▶ _RECORDS TO PROCESS_
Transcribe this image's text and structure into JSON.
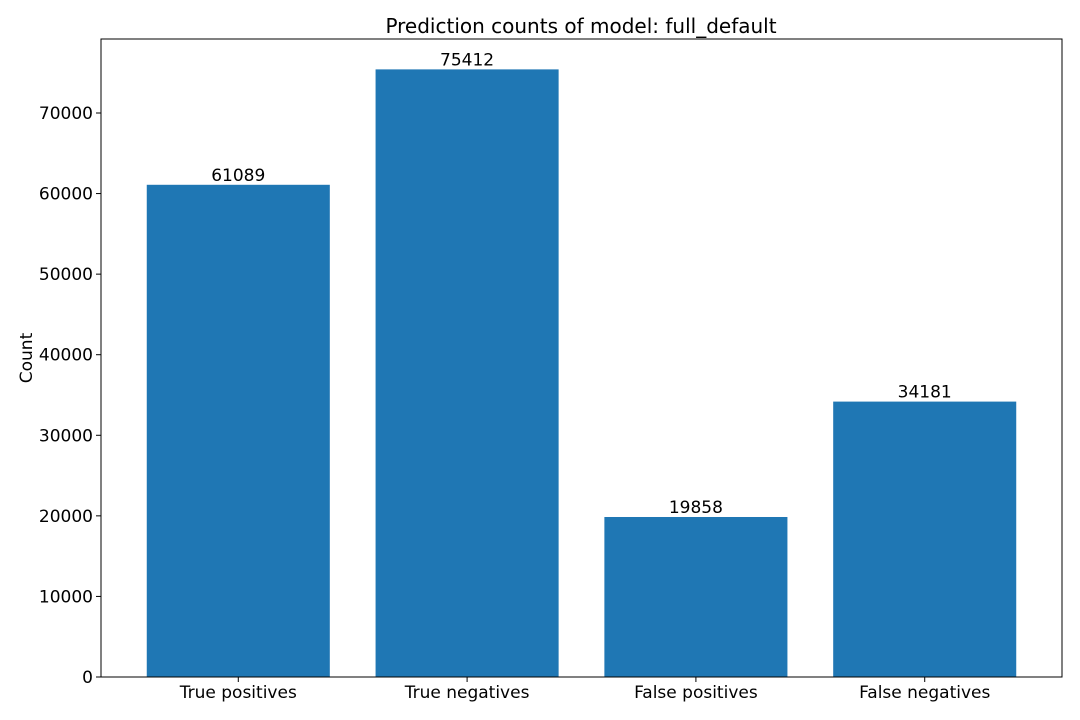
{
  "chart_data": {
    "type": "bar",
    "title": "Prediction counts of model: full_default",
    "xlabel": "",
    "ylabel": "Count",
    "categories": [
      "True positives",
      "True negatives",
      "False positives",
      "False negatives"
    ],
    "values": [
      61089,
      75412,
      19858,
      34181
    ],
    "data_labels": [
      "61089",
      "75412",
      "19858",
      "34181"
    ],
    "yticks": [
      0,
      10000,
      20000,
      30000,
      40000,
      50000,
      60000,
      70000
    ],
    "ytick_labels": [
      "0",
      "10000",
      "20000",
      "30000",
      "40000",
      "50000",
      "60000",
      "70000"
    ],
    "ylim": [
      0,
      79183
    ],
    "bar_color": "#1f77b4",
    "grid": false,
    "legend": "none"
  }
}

--

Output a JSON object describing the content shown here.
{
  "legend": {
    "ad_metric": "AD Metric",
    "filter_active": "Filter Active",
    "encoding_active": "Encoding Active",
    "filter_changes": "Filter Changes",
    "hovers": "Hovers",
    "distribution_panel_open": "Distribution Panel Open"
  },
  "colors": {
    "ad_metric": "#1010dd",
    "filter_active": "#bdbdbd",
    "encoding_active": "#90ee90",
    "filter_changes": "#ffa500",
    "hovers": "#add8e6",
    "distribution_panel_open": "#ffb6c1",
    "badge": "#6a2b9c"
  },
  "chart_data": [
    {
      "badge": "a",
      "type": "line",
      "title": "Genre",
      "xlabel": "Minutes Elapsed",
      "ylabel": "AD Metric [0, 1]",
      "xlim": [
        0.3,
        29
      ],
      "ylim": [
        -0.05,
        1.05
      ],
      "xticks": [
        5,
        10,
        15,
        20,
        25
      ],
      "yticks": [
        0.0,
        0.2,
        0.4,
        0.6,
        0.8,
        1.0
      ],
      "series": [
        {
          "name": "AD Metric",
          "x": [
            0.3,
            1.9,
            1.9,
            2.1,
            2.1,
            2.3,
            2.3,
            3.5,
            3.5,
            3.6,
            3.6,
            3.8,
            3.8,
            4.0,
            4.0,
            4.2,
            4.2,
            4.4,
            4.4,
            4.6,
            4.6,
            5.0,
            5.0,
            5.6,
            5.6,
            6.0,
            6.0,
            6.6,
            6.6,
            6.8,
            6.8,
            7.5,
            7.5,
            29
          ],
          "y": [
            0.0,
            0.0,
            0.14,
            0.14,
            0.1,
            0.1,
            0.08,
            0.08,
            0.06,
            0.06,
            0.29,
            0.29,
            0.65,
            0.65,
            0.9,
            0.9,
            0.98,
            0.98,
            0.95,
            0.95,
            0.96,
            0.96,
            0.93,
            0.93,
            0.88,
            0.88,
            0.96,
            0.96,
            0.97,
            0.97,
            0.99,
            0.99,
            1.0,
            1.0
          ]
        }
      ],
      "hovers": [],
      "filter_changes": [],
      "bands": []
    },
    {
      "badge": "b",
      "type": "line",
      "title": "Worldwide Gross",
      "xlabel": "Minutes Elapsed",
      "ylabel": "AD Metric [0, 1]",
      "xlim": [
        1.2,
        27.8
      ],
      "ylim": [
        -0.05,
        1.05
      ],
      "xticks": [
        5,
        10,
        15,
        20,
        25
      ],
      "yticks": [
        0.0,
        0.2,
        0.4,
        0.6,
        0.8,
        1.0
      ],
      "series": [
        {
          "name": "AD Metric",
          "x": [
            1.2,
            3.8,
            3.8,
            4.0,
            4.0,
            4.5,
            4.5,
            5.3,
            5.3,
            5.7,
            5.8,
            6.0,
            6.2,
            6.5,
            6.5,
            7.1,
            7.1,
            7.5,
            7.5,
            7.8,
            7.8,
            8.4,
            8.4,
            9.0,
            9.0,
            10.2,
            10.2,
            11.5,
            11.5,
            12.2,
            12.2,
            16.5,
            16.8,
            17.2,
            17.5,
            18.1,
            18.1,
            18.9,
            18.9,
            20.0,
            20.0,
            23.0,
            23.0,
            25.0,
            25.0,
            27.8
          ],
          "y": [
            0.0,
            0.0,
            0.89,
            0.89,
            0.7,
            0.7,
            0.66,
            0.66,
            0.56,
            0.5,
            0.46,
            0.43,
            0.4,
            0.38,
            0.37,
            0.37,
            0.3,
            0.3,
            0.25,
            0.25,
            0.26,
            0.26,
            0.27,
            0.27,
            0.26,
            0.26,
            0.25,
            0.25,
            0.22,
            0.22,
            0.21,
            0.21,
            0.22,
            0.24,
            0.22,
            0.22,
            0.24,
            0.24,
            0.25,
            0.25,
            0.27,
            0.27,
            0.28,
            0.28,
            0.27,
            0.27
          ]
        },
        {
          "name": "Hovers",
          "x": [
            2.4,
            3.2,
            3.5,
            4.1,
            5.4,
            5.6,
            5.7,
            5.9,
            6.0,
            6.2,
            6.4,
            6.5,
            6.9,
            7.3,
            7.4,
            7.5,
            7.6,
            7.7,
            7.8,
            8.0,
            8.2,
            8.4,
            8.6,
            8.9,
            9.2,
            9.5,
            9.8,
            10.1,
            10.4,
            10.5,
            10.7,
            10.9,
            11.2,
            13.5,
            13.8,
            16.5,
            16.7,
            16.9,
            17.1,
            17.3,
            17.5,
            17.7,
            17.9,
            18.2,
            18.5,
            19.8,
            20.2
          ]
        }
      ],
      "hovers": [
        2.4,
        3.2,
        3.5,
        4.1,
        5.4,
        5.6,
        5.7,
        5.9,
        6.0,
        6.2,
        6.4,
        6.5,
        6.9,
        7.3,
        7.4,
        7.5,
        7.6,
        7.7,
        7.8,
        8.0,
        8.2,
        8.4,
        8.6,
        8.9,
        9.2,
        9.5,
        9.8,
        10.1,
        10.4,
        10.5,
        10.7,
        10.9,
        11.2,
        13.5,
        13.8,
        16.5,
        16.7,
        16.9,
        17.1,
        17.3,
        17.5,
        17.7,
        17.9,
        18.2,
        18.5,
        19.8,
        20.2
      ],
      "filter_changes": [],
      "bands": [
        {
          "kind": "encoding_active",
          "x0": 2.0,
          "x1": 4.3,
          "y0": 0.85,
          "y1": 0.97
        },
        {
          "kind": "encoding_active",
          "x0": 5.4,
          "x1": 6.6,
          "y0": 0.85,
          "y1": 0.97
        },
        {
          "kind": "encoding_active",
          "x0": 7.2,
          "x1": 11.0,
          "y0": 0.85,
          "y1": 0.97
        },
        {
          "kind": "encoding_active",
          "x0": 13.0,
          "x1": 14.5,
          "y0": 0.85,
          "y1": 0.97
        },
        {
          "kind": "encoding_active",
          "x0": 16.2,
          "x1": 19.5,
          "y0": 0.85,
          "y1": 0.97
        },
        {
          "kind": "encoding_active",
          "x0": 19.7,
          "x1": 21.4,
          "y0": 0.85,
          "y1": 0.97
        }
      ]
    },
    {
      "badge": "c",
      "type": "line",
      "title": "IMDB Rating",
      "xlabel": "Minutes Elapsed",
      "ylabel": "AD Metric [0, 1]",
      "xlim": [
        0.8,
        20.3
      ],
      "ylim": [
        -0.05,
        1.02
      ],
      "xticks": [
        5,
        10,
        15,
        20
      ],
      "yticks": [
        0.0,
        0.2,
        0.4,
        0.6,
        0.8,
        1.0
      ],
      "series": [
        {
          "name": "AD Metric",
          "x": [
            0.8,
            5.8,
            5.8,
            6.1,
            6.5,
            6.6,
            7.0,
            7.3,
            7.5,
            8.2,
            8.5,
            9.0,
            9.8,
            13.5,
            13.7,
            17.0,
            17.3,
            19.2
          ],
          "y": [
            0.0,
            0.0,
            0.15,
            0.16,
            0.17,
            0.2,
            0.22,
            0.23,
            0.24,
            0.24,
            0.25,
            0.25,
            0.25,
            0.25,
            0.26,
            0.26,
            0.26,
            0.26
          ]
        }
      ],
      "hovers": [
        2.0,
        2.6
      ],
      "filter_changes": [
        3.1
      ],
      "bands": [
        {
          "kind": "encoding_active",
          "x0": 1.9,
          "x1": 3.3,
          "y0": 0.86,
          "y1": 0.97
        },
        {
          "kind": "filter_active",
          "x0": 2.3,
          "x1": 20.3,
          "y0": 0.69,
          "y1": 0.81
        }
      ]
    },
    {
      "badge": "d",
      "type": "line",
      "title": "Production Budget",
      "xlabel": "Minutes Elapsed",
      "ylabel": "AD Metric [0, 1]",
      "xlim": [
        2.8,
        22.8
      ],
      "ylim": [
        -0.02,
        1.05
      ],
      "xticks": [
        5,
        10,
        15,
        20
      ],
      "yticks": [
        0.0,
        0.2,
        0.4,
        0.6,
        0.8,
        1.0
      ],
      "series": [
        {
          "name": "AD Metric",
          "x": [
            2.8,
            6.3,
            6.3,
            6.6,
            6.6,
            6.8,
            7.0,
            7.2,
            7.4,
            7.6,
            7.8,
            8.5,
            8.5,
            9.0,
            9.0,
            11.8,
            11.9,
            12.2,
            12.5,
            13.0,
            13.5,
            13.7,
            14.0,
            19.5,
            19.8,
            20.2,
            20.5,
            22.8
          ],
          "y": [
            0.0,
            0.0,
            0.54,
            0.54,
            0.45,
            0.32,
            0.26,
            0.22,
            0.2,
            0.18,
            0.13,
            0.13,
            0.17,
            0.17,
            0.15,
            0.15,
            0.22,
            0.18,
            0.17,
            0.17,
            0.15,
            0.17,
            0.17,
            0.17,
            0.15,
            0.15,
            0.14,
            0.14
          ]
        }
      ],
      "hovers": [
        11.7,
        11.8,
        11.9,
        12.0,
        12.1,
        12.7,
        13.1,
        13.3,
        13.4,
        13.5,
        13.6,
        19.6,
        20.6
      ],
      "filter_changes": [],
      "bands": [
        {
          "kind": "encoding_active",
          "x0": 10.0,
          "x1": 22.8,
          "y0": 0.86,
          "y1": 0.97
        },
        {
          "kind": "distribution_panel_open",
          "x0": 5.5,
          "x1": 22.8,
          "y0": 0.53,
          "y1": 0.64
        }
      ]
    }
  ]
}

▶ _GIVEN PROBLEM_
Pull every line containing "badge" out of the records.

▶ _PROBLEM SOLUTION_
    "badge": "#6a2b9c"
      "badge": "a",
      "badge": "b",
      "badge": "c",
      "badge": "d",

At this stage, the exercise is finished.